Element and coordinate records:
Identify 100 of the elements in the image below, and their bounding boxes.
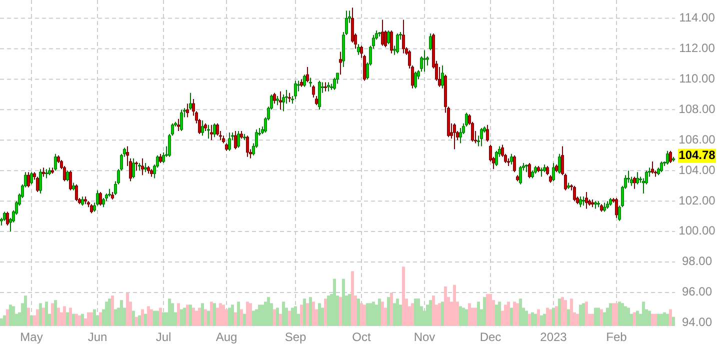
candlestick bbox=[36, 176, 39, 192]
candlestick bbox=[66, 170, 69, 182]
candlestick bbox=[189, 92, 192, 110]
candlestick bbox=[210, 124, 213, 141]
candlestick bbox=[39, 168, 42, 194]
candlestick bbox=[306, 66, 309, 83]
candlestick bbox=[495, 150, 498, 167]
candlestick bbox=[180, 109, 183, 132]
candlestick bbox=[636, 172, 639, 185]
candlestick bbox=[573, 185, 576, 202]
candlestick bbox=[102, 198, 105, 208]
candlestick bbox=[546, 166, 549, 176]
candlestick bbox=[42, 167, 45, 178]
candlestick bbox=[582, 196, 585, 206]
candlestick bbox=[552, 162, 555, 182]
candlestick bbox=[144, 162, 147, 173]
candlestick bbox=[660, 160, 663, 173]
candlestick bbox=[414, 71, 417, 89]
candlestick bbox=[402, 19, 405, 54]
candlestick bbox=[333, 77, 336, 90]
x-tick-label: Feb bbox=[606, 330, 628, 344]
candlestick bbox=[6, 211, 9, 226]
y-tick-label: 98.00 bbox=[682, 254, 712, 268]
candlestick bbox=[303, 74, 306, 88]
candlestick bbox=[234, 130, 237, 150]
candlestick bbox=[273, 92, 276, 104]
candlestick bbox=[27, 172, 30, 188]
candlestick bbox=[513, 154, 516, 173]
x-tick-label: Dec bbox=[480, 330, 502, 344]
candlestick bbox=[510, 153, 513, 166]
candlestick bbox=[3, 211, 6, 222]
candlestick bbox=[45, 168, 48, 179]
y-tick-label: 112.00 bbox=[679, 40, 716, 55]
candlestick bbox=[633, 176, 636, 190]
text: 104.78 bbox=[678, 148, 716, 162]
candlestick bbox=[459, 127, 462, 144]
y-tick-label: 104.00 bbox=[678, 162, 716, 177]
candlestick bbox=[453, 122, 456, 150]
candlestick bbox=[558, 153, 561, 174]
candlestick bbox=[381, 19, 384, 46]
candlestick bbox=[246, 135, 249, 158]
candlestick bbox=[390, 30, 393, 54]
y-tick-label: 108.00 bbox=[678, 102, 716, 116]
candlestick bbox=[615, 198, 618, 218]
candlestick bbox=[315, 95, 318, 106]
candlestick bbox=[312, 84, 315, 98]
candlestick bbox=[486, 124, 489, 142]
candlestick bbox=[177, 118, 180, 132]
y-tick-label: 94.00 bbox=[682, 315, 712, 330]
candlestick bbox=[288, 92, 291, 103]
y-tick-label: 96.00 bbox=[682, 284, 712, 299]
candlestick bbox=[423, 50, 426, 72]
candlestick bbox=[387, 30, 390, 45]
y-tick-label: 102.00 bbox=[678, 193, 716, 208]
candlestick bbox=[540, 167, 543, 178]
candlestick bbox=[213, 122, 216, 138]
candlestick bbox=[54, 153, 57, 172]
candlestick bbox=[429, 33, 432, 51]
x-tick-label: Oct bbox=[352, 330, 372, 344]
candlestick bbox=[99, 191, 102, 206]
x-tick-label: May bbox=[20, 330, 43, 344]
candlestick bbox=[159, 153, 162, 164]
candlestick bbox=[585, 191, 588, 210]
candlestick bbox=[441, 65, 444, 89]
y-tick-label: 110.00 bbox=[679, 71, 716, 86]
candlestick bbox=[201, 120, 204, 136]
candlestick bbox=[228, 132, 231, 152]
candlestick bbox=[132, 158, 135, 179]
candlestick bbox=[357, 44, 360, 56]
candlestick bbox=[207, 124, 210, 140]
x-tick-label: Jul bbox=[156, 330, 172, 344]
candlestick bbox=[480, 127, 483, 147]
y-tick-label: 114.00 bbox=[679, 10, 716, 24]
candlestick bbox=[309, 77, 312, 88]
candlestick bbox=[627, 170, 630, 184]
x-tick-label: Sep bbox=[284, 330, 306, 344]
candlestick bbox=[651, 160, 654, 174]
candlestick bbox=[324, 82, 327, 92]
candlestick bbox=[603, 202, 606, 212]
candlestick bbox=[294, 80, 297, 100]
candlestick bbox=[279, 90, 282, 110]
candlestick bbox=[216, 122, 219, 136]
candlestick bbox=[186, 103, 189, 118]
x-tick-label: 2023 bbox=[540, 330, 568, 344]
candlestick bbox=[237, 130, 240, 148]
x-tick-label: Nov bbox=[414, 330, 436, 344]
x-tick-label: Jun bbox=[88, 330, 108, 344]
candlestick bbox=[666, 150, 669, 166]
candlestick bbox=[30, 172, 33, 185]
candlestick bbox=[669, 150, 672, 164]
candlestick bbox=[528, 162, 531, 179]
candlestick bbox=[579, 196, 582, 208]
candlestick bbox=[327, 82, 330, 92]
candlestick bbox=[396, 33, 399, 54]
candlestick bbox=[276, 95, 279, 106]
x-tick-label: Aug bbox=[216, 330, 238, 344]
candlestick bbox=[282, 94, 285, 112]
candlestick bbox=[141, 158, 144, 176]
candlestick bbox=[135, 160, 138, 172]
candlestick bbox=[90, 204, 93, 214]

> **WRITTEN TASK**: Please output all of the records above line for line without any changes, but leave out the pictures.

> **TASK ANSWER**:
Identify 100 of the elements in the image below, and their bounding boxes.
candlestick bbox=[36, 176, 39, 192]
candlestick bbox=[66, 170, 69, 182]
candlestick bbox=[189, 92, 192, 110]
candlestick bbox=[210, 124, 213, 141]
candlestick bbox=[39, 168, 42, 194]
candlestick bbox=[306, 66, 309, 83]
candlestick bbox=[495, 150, 498, 167]
candlestick bbox=[180, 109, 183, 132]
candlestick bbox=[636, 172, 639, 185]
candlestick bbox=[573, 185, 576, 202]
candlestick bbox=[102, 198, 105, 208]
candlestick bbox=[546, 166, 549, 176]
candlestick bbox=[42, 167, 45, 178]
candlestick bbox=[582, 196, 585, 206]
candlestick bbox=[552, 162, 555, 182]
candlestick bbox=[144, 162, 147, 173]
candlestick bbox=[660, 160, 663, 173]
candlestick bbox=[414, 71, 417, 89]
candlestick bbox=[402, 19, 405, 54]
candlestick bbox=[333, 77, 336, 90]
x-tick-label: Feb bbox=[606, 330, 628, 344]
candlestick bbox=[6, 211, 9, 226]
y-tick-label: 98.00 bbox=[682, 254, 712, 268]
candlestick bbox=[303, 74, 306, 88]
candlestick bbox=[234, 130, 237, 150]
candlestick bbox=[273, 92, 276, 104]
candlestick bbox=[27, 172, 30, 188]
candlestick bbox=[513, 154, 516, 173]
x-tick-label: Dec bbox=[480, 330, 502, 344]
candlestick bbox=[510, 153, 513, 166]
candlestick bbox=[3, 211, 6, 222]
candlestick bbox=[45, 168, 48, 179]
y-tick-label: 112.00 bbox=[679, 40, 716, 55]
candlestick bbox=[633, 176, 636, 190]
text: 104.78 bbox=[678, 148, 716, 162]
candlestick bbox=[459, 127, 462, 144]
y-tick-label: 104.00 bbox=[678, 162, 716, 177]
candlestick bbox=[453, 122, 456, 150]
candlestick bbox=[558, 153, 561, 174]
candlestick bbox=[381, 19, 384, 46]
candlestick bbox=[246, 135, 249, 158]
candlestick bbox=[390, 30, 393, 54]
y-tick-label: 108.00 bbox=[678, 102, 716, 116]
candlestick bbox=[615, 198, 618, 218]
candlestick bbox=[315, 95, 318, 106]
candlestick bbox=[312, 84, 315, 98]
candlestick bbox=[486, 124, 489, 142]
candlestick bbox=[177, 118, 180, 132]
y-tick-label: 94.00 bbox=[682, 315, 712, 330]
candlestick bbox=[288, 92, 291, 103]
y-tick-label: 96.00 bbox=[682, 284, 712, 299]
candlestick bbox=[423, 50, 426, 72]
candlestick bbox=[387, 30, 390, 45]
y-tick-label: 102.00 bbox=[678, 193, 716, 208]
candlestick bbox=[540, 167, 543, 178]
candlestick bbox=[213, 122, 216, 138]
candlestick bbox=[54, 153, 57, 172]
candlestick bbox=[429, 33, 432, 51]
x-tick-label: Oct bbox=[352, 330, 372, 344]
candlestick bbox=[99, 191, 102, 206]
x-tick-label: May bbox=[20, 330, 43, 344]
candlestick bbox=[159, 153, 162, 164]
candlestick bbox=[585, 191, 588, 210]
candlestick bbox=[441, 65, 444, 89]
y-tick-label: 110.00 bbox=[679, 71, 716, 86]
candlestick bbox=[201, 120, 204, 136]
candlestick bbox=[228, 132, 231, 152]
candlestick bbox=[132, 158, 135, 179]
candlestick bbox=[357, 44, 360, 56]
candlestick bbox=[207, 124, 210, 140]
x-tick-label: Jul bbox=[156, 330, 172, 344]
candlestick bbox=[480, 127, 483, 147]
y-tick-label: 114.00 bbox=[679, 10, 716, 24]
candlestick bbox=[309, 77, 312, 88]
candlestick bbox=[627, 170, 630, 184]
x-tick-label: Sep bbox=[284, 330, 306, 344]
candlestick bbox=[651, 160, 654, 174]
candlestick bbox=[324, 82, 327, 92]
candlestick bbox=[603, 202, 606, 212]
candlestick bbox=[294, 80, 297, 100]
candlestick bbox=[279, 90, 282, 110]
candlestick bbox=[216, 122, 219, 136]
candlestick bbox=[186, 103, 189, 118]
x-tick-label: 2023 bbox=[540, 330, 568, 344]
candlestick bbox=[237, 130, 240, 148]
x-tick-label: Nov bbox=[414, 330, 436, 344]
x-tick-label: Jun bbox=[88, 330, 108, 344]
candlestick bbox=[666, 150, 669, 166]
candlestick bbox=[30, 172, 33, 185]
candlestick bbox=[669, 150, 672, 164]
candlestick bbox=[528, 162, 531, 179]
candlestick bbox=[579, 196, 582, 208]
candlestick bbox=[327, 82, 330, 92]
candlestick bbox=[396, 33, 399, 54]
candlestick bbox=[276, 95, 279, 106]
x-tick-label: Aug bbox=[216, 330, 238, 344]
candlestick bbox=[282, 94, 285, 112]
candlestick bbox=[141, 158, 144, 176]
candlestick bbox=[135, 160, 138, 172]
candlestick bbox=[90, 204, 93, 214]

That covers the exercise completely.